» **Available records**
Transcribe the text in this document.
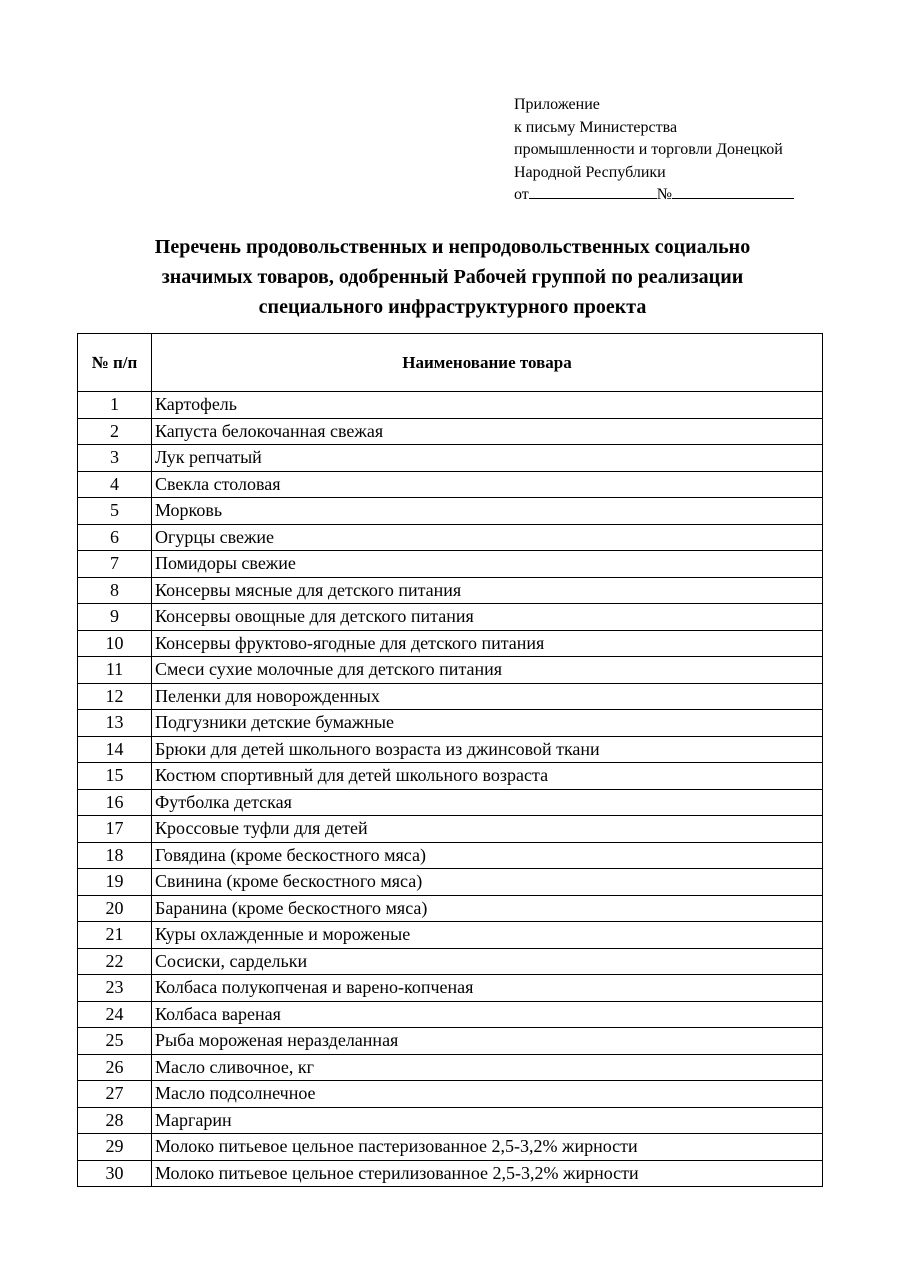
Приложение
к письму Министерства
промышленности и торговли Донецкой
Народной Республики
от	№
Перечень продовольственных и непродовольственных социально
значимых товаров, одобренный Рабочей группой по реализации
специального инфраструктурного проекта
№ п/п	Наименование товара
1	Картофель
2	Капуста белокочанная свежая
3	Лук репчатый
4	Свекла столовая
5	Морковь
6	Огурцы свежие
7	Помидоры свежие
8	Консервы мясные для детского питания
9	Консервы овощные для детского питания
10	Консервы фруктово-ягодные для детского питания
11	Смеси сухие молочные для детского питания
12	Пеленки для новорожденных
13	Подгузники детские бумажные
14	Брюки для детей школьного возраста из джинсовой ткани
15	Костюм спортивный для детей школьного возраста
16	Футболка детская
17	Кроссовые туфли для детей
18	Говядина (кроме бескостного мяса)
19	Свинина (кроме бескостного мяса)
20	Баранина (кроме бескостного мяса)
21	Куры охлажденные и мороженые
22	Сосиски, сардельки
23	Колбаса полукопченая и варено-копченая
24	Колбаса вареная
25	Рыба мороженая неразделанная
26	Масло сливочное, кг
27	Масло подсолнечное
28	Маргарин
29	Молоко питьевое цельное пастеризованное 2,5-3,2% жирности
30	Молоко питьевое цельное стерилизованное 2,5-3,2% жирности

» **Exercise objective**
Write the entries above out in full, exactly, with no images.

» **Solution to this problem**
Transcribe the text in this document.
Приложение
к письму Министерства
промышленности и торговли Донецкой
Народной Республики
от	№
Перечень продовольственных и непродовольственных социально
значимых товаров, одобренный Рабочей группой по реализации
специального инфраструктурного проекта
№ п/п	Наименование товара
1	Картофель
2	Капуста белокочанная свежая
3	Лук репчатый
4	Свекла столовая
5	Морковь
6	Огурцы свежие
7	Помидоры свежие
8	Консервы мясные для детского питания
9	Консервы овощные для детского питания
10	Консервы фруктово-ягодные для детского питания
11	Смеси сухие молочные для детского питания
12	Пеленки для новорожденных
13	Подгузники детские бумажные
14	Брюки для детей школьного возраста из джинсовой ткани
15	Костюм спортивный для детей школьного возраста
16	Футболка детская
17	Кроссовые туфли для детей
18	Говядина (кроме бескостного мяса)
19	Свинина (кроме бескостного мяса)
20	Баранина (кроме бескостного мяса)
21	Куры охлажденные и мороженые
22	Сосиски, сардельки
23	Колбаса полукопченая и варено-копченая
24	Колбаса вареная
25	Рыба мороженая неразделанная
26	Масло сливочное, кг
27	Масло подсолнечное
28	Маргарин
29	Молоко питьевое цельное пастеризованное 2,5-3,2% жирности
30	Молоко питьевое цельное стерилизованное 2,5-3,2% жирности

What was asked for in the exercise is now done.